Given entries »
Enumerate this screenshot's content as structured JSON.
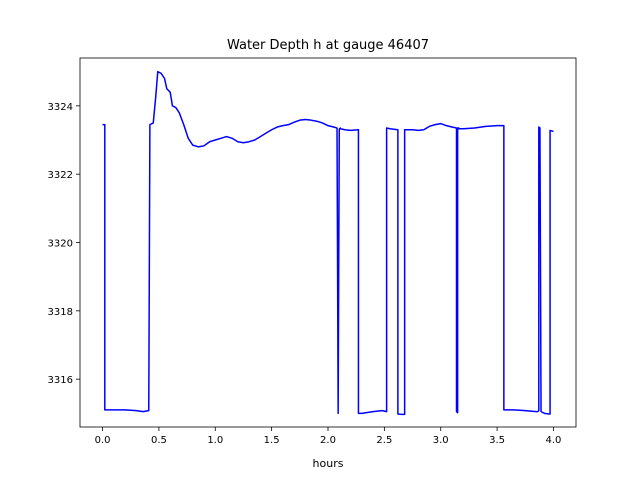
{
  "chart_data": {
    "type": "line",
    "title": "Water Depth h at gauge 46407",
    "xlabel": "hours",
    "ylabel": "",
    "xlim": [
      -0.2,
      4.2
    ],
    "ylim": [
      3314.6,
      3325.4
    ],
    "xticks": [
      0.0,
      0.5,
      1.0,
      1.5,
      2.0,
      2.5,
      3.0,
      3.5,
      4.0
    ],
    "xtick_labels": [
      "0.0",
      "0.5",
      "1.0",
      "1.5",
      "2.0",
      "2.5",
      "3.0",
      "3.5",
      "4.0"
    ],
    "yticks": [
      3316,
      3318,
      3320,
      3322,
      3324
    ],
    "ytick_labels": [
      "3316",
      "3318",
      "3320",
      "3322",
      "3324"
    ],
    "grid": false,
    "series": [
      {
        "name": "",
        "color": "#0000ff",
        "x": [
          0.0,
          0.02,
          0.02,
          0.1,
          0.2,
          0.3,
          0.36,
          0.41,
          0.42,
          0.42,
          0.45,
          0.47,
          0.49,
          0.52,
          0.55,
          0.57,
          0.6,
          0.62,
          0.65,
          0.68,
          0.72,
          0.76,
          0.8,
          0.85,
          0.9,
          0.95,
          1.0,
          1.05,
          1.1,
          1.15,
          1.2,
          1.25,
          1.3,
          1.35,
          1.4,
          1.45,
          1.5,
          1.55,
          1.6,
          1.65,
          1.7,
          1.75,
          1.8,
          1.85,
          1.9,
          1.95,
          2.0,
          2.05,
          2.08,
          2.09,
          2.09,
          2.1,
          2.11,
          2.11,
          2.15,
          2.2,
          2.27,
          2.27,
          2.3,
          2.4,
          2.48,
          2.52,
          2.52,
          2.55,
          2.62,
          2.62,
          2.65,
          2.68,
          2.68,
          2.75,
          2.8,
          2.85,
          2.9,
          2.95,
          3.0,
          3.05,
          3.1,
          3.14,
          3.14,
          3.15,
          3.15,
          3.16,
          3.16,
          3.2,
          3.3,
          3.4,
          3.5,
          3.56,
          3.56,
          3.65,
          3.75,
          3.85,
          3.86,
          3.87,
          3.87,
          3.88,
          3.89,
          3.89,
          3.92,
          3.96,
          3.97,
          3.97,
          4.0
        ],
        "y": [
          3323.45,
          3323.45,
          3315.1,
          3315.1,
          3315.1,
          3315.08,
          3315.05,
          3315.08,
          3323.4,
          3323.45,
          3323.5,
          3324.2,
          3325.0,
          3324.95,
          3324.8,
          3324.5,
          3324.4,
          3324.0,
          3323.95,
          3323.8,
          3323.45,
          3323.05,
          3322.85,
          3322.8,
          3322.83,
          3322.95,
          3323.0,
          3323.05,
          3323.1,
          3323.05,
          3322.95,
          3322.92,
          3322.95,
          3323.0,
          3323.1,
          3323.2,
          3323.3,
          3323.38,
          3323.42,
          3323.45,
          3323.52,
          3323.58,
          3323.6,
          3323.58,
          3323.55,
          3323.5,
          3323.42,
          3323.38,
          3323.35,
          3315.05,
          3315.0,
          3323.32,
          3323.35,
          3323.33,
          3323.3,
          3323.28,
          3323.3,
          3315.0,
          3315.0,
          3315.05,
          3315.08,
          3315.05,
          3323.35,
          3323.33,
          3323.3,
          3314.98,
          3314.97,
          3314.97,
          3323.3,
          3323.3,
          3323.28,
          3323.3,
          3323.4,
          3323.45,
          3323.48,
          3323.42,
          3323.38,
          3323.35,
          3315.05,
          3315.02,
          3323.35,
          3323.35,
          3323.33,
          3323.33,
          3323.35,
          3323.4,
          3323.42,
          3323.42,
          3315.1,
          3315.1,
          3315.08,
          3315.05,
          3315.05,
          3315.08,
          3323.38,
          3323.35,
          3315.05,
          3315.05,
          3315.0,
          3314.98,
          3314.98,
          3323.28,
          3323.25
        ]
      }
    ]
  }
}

Problem description »
Your copy of the data should match it exactly, except that pictures are left out.

Reply »
Enumerate this screenshot's content as structured JSON.
{
  "chart_data": {
    "type": "line",
    "title": "Water Depth h at gauge 46407",
    "xlabel": "hours",
    "ylabel": "",
    "xlim": [
      -0.2,
      4.2
    ],
    "ylim": [
      3314.6,
      3325.4
    ],
    "xticks": [
      0.0,
      0.5,
      1.0,
      1.5,
      2.0,
      2.5,
      3.0,
      3.5,
      4.0
    ],
    "xtick_labels": [
      "0.0",
      "0.5",
      "1.0",
      "1.5",
      "2.0",
      "2.5",
      "3.0",
      "3.5",
      "4.0"
    ],
    "yticks": [
      3316,
      3318,
      3320,
      3322,
      3324
    ],
    "ytick_labels": [
      "3316",
      "3318",
      "3320",
      "3322",
      "3324"
    ],
    "grid": false,
    "series": [
      {
        "name": "",
        "color": "#0000ff",
        "x": [
          0.0,
          0.02,
          0.02,
          0.1,
          0.2,
          0.3,
          0.36,
          0.41,
          0.42,
          0.42,
          0.45,
          0.47,
          0.49,
          0.52,
          0.55,
          0.57,
          0.6,
          0.62,
          0.65,
          0.68,
          0.72,
          0.76,
          0.8,
          0.85,
          0.9,
          0.95,
          1.0,
          1.05,
          1.1,
          1.15,
          1.2,
          1.25,
          1.3,
          1.35,
          1.4,
          1.45,
          1.5,
          1.55,
          1.6,
          1.65,
          1.7,
          1.75,
          1.8,
          1.85,
          1.9,
          1.95,
          2.0,
          2.05,
          2.08,
          2.09,
          2.09,
          2.1,
          2.11,
          2.11,
          2.15,
          2.2,
          2.27,
          2.27,
          2.3,
          2.4,
          2.48,
          2.52,
          2.52,
          2.55,
          2.62,
          2.62,
          2.65,
          2.68,
          2.68,
          2.75,
          2.8,
          2.85,
          2.9,
          2.95,
          3.0,
          3.05,
          3.1,
          3.14,
          3.14,
          3.15,
          3.15,
          3.16,
          3.16,
          3.2,
          3.3,
          3.4,
          3.5,
          3.56,
          3.56,
          3.65,
          3.75,
          3.85,
          3.86,
          3.87,
          3.87,
          3.88,
          3.89,
          3.89,
          3.92,
          3.96,
          3.97,
          3.97,
          4.0
        ],
        "y": [
          3323.45,
          3323.45,
          3315.1,
          3315.1,
          3315.1,
          3315.08,
          3315.05,
          3315.08,
          3323.4,
          3323.45,
          3323.5,
          3324.2,
          3325.0,
          3324.95,
          3324.8,
          3324.5,
          3324.4,
          3324.0,
          3323.95,
          3323.8,
          3323.45,
          3323.05,
          3322.85,
          3322.8,
          3322.83,
          3322.95,
          3323.0,
          3323.05,
          3323.1,
          3323.05,
          3322.95,
          3322.92,
          3322.95,
          3323.0,
          3323.1,
          3323.2,
          3323.3,
          3323.38,
          3323.42,
          3323.45,
          3323.52,
          3323.58,
          3323.6,
          3323.58,
          3323.55,
          3323.5,
          3323.42,
          3323.38,
          3323.35,
          3315.05,
          3315.0,
          3323.32,
          3323.35,
          3323.33,
          3323.3,
          3323.28,
          3323.3,
          3315.0,
          3315.0,
          3315.05,
          3315.08,
          3315.05,
          3323.35,
          3323.33,
          3323.3,
          3314.98,
          3314.97,
          3314.97,
          3323.3,
          3323.3,
          3323.28,
          3323.3,
          3323.4,
          3323.45,
          3323.48,
          3323.42,
          3323.38,
          3323.35,
          3315.05,
          3315.02,
          3323.35,
          3323.35,
          3323.33,
          3323.33,
          3323.35,
          3323.4,
          3323.42,
          3323.42,
          3315.1,
          3315.1,
          3315.08,
          3315.05,
          3315.05,
          3315.08,
          3323.38,
          3323.35,
          3315.05,
          3315.05,
          3315.0,
          3314.98,
          3314.98,
          3323.28,
          3323.25
        ]
      }
    ]
  }
}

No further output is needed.